[Information provided]
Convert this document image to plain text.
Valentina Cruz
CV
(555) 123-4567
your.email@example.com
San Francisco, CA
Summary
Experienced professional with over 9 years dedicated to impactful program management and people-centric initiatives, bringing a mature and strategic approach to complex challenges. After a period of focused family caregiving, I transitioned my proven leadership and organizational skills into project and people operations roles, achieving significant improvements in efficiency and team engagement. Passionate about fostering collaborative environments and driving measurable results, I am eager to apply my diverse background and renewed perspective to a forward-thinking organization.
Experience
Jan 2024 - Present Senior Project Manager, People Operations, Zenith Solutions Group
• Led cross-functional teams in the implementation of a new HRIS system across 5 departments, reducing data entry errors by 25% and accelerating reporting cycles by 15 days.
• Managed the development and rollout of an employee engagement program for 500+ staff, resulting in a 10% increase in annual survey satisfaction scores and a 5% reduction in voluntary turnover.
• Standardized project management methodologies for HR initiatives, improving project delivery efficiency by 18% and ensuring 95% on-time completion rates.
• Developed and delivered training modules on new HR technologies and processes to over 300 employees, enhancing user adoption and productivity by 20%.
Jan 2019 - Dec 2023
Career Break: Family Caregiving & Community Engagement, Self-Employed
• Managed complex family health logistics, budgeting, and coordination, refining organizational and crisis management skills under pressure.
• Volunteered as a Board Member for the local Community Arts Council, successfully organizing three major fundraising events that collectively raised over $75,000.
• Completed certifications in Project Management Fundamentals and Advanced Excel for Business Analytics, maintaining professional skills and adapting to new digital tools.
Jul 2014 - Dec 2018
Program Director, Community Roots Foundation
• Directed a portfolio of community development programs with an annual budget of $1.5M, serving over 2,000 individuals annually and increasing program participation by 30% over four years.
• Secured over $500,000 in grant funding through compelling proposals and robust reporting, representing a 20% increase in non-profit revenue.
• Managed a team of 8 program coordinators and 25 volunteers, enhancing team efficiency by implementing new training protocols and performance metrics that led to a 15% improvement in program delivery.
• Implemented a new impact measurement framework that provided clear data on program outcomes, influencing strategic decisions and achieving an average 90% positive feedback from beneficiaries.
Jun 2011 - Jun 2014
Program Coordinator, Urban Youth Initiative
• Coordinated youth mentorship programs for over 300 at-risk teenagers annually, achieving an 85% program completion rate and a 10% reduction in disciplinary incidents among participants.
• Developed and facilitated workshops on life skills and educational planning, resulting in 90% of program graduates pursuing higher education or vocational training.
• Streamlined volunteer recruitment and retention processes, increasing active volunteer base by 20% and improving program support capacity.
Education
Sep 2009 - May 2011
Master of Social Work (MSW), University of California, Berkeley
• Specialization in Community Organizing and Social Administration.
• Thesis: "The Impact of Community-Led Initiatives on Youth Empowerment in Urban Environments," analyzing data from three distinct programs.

[Task goal] Each line that holds the word "with" is to be copied.

[Output below]
Experienced professional with over 9 years dedicated to impactful program management and people-centric initiatives, bringing a mature and strategic approach to complex challenges. After a period of focused family caregiving, I transitioned my proven leadership and organizational skills into project and people operations roles, achieving significant improvements in efficiency and team engagement. Passionate about fostering collaborative environments and driving measurable results, I am eager to apply my diverse background and renewed perspective to a forward-thinking organization.
• Directed a portfolio of community development programs with an annual budget of $1.5M, serving over 2,000 individuals annually and increasing program participation by 30% over four years.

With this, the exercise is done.